»»

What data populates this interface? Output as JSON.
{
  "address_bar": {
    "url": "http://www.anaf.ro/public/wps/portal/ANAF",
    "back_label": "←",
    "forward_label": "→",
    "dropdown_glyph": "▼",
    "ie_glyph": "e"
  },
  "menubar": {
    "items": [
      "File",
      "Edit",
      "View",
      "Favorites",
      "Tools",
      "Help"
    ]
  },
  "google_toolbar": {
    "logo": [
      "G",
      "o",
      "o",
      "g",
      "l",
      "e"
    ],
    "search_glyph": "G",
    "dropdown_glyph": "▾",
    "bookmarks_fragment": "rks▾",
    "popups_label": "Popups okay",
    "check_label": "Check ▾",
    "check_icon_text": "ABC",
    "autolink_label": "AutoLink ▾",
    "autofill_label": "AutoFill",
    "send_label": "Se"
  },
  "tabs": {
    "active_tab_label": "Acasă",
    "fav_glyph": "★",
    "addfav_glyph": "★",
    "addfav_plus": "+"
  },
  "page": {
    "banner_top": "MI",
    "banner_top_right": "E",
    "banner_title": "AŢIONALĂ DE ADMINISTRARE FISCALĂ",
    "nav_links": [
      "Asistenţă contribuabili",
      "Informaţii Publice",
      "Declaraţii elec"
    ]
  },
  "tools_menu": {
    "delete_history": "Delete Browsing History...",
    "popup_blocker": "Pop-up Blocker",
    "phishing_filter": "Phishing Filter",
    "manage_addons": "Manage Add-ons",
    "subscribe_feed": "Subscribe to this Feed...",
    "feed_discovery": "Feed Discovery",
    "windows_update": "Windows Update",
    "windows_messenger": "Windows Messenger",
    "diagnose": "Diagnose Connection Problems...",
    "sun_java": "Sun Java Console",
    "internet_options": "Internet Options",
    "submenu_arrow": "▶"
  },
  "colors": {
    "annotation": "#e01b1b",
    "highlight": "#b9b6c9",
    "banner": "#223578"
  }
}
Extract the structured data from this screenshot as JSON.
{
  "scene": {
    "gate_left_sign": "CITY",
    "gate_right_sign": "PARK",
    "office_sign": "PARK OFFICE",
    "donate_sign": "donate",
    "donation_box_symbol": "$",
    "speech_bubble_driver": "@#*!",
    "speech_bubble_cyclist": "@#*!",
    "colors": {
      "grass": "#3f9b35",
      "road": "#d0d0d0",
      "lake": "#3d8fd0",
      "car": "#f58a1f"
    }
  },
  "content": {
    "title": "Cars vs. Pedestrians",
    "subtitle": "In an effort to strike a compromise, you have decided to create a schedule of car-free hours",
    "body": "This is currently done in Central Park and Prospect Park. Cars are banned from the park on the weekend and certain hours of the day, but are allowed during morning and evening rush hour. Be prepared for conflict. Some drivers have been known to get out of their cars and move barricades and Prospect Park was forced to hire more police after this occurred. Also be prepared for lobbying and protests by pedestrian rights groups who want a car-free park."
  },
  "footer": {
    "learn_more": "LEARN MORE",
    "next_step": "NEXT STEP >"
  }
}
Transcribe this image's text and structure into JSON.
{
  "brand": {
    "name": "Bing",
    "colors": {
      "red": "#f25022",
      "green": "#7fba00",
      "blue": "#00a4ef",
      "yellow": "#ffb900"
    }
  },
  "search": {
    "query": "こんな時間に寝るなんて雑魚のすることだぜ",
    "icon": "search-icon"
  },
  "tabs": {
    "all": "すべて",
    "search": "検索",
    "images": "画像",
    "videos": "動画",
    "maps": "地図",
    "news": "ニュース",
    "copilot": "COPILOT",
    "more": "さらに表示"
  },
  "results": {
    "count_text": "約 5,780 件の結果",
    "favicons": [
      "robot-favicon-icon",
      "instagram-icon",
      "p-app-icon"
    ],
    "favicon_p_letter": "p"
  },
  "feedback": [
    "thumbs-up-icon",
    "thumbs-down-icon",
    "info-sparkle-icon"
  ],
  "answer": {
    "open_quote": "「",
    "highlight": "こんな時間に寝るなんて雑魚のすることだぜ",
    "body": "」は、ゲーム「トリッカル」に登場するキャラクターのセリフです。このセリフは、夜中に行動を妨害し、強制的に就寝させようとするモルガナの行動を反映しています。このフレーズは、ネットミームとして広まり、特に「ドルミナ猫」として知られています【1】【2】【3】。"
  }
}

««

Short task:
From the listing above, copy every line that holds the string "this".

Problem solution:
What data populates this interface? Output as JSON.
    "subscribe_feed": "Subscribe to this Feed...",
Extract the structured data from this screenshot as JSON.
    "body": "This is currently done in Central Park and Prospect Park. Cars are banned from the park on the weekend and certain hours of the day, but are allowed during morning and evening rush hour. Be prepared for conflict. Some drivers have been known to get out of their cars and move barricades and Prospect Park was forced to hire more police after this occurred. Also be prepared for lobbying and protests by pedestrian rights groups who want a car-free park."
Transcribe this image's text and structure into JSON.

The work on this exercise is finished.